## Input records
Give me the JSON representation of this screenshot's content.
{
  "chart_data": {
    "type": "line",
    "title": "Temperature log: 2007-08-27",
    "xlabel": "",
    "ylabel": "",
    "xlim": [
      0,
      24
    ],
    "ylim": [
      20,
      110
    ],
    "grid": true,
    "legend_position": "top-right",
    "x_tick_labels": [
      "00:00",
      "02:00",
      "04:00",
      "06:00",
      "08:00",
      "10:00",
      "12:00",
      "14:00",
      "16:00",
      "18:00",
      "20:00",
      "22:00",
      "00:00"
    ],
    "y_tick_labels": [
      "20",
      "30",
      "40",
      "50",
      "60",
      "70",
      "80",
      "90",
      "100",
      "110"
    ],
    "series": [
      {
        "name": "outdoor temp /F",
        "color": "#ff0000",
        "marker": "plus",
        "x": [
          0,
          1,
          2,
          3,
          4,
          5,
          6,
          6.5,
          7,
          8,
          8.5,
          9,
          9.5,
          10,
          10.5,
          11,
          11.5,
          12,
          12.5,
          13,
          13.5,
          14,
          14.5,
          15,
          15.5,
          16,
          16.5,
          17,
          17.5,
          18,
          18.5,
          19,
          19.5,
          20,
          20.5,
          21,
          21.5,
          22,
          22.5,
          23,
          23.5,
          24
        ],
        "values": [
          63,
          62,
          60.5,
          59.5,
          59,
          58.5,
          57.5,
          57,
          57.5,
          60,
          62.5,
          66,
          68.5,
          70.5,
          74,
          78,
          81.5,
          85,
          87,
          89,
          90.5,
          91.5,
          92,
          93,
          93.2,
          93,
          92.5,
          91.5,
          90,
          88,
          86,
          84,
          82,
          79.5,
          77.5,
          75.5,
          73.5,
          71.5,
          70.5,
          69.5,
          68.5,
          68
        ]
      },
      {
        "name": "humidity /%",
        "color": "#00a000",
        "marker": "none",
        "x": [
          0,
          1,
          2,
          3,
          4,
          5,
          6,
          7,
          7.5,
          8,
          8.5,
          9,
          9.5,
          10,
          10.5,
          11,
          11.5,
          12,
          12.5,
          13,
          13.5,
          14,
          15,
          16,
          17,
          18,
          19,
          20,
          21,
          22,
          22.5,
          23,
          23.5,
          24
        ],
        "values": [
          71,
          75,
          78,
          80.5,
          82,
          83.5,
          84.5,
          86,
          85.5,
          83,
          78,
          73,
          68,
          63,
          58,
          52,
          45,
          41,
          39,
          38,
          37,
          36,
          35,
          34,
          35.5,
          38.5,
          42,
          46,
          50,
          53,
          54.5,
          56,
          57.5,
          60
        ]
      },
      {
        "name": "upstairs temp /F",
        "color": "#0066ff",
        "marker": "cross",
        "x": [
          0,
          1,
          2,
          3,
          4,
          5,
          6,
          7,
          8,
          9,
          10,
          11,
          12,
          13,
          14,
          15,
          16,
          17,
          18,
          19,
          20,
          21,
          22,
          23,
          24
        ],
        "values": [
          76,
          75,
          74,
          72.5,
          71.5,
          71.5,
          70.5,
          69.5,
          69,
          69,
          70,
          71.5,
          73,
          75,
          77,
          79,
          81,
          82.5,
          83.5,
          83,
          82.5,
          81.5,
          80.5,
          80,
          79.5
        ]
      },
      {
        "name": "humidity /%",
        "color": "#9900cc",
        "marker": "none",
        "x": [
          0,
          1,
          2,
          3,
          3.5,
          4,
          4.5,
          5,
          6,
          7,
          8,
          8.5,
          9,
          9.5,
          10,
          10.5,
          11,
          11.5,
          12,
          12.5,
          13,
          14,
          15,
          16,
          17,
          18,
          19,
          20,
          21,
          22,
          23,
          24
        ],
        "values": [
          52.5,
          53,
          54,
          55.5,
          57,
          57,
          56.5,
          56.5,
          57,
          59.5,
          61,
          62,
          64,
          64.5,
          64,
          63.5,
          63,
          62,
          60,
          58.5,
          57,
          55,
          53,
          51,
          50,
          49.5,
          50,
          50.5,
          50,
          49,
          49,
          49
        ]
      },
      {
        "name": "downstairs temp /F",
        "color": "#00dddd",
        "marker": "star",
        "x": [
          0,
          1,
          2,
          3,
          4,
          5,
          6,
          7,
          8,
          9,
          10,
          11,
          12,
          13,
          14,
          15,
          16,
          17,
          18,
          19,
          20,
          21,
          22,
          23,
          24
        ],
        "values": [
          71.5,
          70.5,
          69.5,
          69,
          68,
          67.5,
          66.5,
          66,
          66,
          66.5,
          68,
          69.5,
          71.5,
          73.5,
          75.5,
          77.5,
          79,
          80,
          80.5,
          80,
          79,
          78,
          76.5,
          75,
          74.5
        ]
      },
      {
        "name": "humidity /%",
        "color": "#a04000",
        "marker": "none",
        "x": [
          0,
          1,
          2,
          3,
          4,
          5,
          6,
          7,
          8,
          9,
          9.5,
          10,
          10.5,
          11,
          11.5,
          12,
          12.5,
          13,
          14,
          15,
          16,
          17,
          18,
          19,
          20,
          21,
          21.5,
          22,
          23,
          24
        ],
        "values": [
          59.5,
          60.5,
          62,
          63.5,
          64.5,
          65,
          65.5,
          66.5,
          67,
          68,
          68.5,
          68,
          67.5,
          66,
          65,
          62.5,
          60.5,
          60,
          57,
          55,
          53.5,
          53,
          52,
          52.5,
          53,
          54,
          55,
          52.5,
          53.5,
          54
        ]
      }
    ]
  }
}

## Your instructions
Exact output of every entry is required.

## Finished task
Give me the JSON representation of this screenshot's content.
{
  "chart_data": {
    "type": "line",
    "title": "Temperature log: 2007-08-27",
    "xlabel": "",
    "ylabel": "",
    "xlim": [
      0,
      24
    ],
    "ylim": [
      20,
      110
    ],
    "grid": true,
    "legend_position": "top-right",
    "x_tick_labels": [
      "00:00",
      "02:00",
      "04:00",
      "06:00",
      "08:00",
      "10:00",
      "12:00",
      "14:00",
      "16:00",
      "18:00",
      "20:00",
      "22:00",
      "00:00"
    ],
    "y_tick_labels": [
      "20",
      "30",
      "40",
      "50",
      "60",
      "70",
      "80",
      "90",
      "100",
      "110"
    ],
    "series": [
      {
        "name": "outdoor temp /F",
        "color": "#ff0000",
        "marker": "plus",
        "x": [
          0,
          1,
          2,
          3,
          4,
          5,
          6,
          6.5,
          7,
          8,
          8.5,
          9,
          9.5,
          10,
          10.5,
          11,
          11.5,
          12,
          12.5,
          13,
          13.5,
          14,
          14.5,
          15,
          15.5,
          16,
          16.5,
          17,
          17.5,
          18,
          18.5,
          19,
          19.5,
          20,
          20.5,
          21,
          21.5,
          22,
          22.5,
          23,
          23.5,
          24
        ],
        "values": [
          63,
          62,
          60.5,
          59.5,
          59,
          58.5,
          57.5,
          57,
          57.5,
          60,
          62.5,
          66,
          68.5,
          70.5,
          74,
          78,
          81.5,
          85,
          87,
          89,
          90.5,
          91.5,
          92,
          93,
          93.2,
          93,
          92.5,
          91.5,
          90,
          88,
          86,
          84,
          82,
          79.5,
          77.5,
          75.5,
          73.5,
          71.5,
          70.5,
          69.5,
          68.5,
          68
        ]
      },
      {
        "name": "humidity /%",
        "color": "#00a000",
        "marker": "none",
        "x": [
          0,
          1,
          2,
          3,
          4,
          5,
          6,
          7,
          7.5,
          8,
          8.5,
          9,
          9.5,
          10,
          10.5,
          11,
          11.5,
          12,
          12.5,
          13,
          13.5,
          14,
          15,
          16,
          17,
          18,
          19,
          20,
          21,
          22,
          22.5,
          23,
          23.5,
          24
        ],
        "values": [
          71,
          75,
          78,
          80.5,
          82,
          83.5,
          84.5,
          86,
          85.5,
          83,
          78,
          73,
          68,
          63,
          58,
          52,
          45,
          41,
          39,
          38,
          37,
          36,
          35,
          34,
          35.5,
          38.5,
          42,
          46,
          50,
          53,
          54.5,
          56,
          57.5,
          60
        ]
      },
      {
        "name": "upstairs temp /F",
        "color": "#0066ff",
        "marker": "cross",
        "x": [
          0,
          1,
          2,
          3,
          4,
          5,
          6,
          7,
          8,
          9,
          10,
          11,
          12,
          13,
          14,
          15,
          16,
          17,
          18,
          19,
          20,
          21,
          22,
          23,
          24
        ],
        "values": [
          76,
          75,
          74,
          72.5,
          71.5,
          71.5,
          70.5,
          69.5,
          69,
          69,
          70,
          71.5,
          73,
          75,
          77,
          79,
          81,
          82.5,
          83.5,
          83,
          82.5,
          81.5,
          80.5,
          80,
          79.5
        ]
      },
      {
        "name": "humidity /%",
        "color": "#9900cc",
        "marker": "none",
        "x": [
          0,
          1,
          2,
          3,
          3.5,
          4,
          4.5,
          5,
          6,
          7,
          8,
          8.5,
          9,
          9.5,
          10,
          10.5,
          11,
          11.5,
          12,
          12.5,
          13,
          14,
          15,
          16,
          17,
          18,
          19,
          20,
          21,
          22,
          23,
          24
        ],
        "values": [
          52.5,
          53,
          54,
          55.5,
          57,
          57,
          56.5,
          56.5,
          57,
          59.5,
          61,
          62,
          64,
          64.5,
          64,
          63.5,
          63,
          62,
          60,
          58.5,
          57,
          55,
          53,
          51,
          50,
          49.5,
          50,
          50.5,
          50,
          49,
          49,
          49
        ]
      },
      {
        "name": "downstairs temp /F",
        "color": "#00dddd",
        "marker": "star",
        "x": [
          0,
          1,
          2,
          3,
          4,
          5,
          6,
          7,
          8,
          9,
          10,
          11,
          12,
          13,
          14,
          15,
          16,
          17,
          18,
          19,
          20,
          21,
          22,
          23,
          24
        ],
        "values": [
          71.5,
          70.5,
          69.5,
          69,
          68,
          67.5,
          66.5,
          66,
          66,
          66.5,
          68,
          69.5,
          71.5,
          73.5,
          75.5,
          77.5,
          79,
          80,
          80.5,
          80,
          79,
          78,
          76.5,
          75,
          74.5
        ]
      },
      {
        "name": "humidity /%",
        "color": "#a04000",
        "marker": "none",
        "x": [
          0,
          1,
          2,
          3,
          4,
          5,
          6,
          7,
          8,
          9,
          9.5,
          10,
          10.5,
          11,
          11.5,
          12,
          12.5,
          13,
          14,
          15,
          16,
          17,
          18,
          19,
          20,
          21,
          21.5,
          22,
          23,
          24
        ],
        "values": [
          59.5,
          60.5,
          62,
          63.5,
          64.5,
          65,
          65.5,
          66.5,
          67,
          68,
          68.5,
          68,
          67.5,
          66,
          65,
          62.5,
          60.5,
          60,
          57,
          55,
          53.5,
          53,
          52,
          52.5,
          53,
          54,
          55,
          52.5,
          53.5,
          54
        ]
      }
    ]
  }
}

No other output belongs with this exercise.